• The input:
────────────────────

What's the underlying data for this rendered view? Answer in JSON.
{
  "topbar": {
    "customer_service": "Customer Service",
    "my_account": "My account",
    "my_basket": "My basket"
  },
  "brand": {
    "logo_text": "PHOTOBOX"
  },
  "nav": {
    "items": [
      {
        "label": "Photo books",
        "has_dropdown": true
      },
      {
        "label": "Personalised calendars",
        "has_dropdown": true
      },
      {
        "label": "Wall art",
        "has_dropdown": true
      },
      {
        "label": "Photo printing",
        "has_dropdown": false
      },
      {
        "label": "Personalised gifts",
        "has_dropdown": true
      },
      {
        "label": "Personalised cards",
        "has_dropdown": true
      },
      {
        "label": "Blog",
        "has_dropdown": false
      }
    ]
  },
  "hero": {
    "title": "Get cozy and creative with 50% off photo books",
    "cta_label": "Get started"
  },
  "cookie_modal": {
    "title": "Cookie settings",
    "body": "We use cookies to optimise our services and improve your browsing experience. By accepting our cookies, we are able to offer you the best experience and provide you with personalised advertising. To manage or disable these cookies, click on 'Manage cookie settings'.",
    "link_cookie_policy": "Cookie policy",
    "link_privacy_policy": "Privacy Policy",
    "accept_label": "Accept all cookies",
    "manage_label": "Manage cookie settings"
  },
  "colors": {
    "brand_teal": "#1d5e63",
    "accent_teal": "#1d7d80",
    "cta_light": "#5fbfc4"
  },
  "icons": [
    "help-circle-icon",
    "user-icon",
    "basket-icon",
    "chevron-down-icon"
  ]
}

────────────────────

• Task prompt: Every record shown above should be written out again exactly.

• Full response:
What's the underlying data for this rendered view? Answer in JSON.
{
  "topbar": {
    "customer_service": "Customer Service",
    "my_account": "My account",
    "my_basket": "My basket"
  },
  "brand": {
    "logo_text": "PHOTOBOX"
  },
  "nav": {
    "items": [
      {
        "label": "Photo books",
        "has_dropdown": true
      },
      {
        "label": "Personalised calendars",
        "has_dropdown": true
      },
      {
        "label": "Wall art",
        "has_dropdown": true
      },
      {
        "label": "Photo printing",
        "has_dropdown": false
      },
      {
        "label": "Personalised gifts",
        "has_dropdown": true
      },
      {
        "label": "Personalised cards",
        "has_dropdown": true
      },
      {
        "label": "Blog",
        "has_dropdown": false
      }
    ]
  },
  "hero": {
    "title": "Get cozy and creative with 50% off photo books",
    "cta_label": "Get started"
  },
  "cookie_modal": {
    "title": "Cookie settings",
    "body": "We use cookies to optimise our services and improve your browsing experience. By accepting our cookies, we are able to offer you the best experience and provide you with personalised advertising. To manage or disable these cookies, click on 'Manage cookie settings'.",
    "link_cookie_policy": "Cookie policy",
    "link_privacy_policy": "Privacy Policy",
    "accept_label": "Accept all cookies",
    "manage_label": "Manage cookie settings"
  },
  "colors": {
    "brand_teal": "#1d5e63",
    "accent_teal": "#1d7d80",
    "cta_light": "#5fbfc4"
  },
  "icons": [
    "help-circle-icon",
    "user-icon",
    "basket-icon",
    "chevron-down-icon"
  ]
}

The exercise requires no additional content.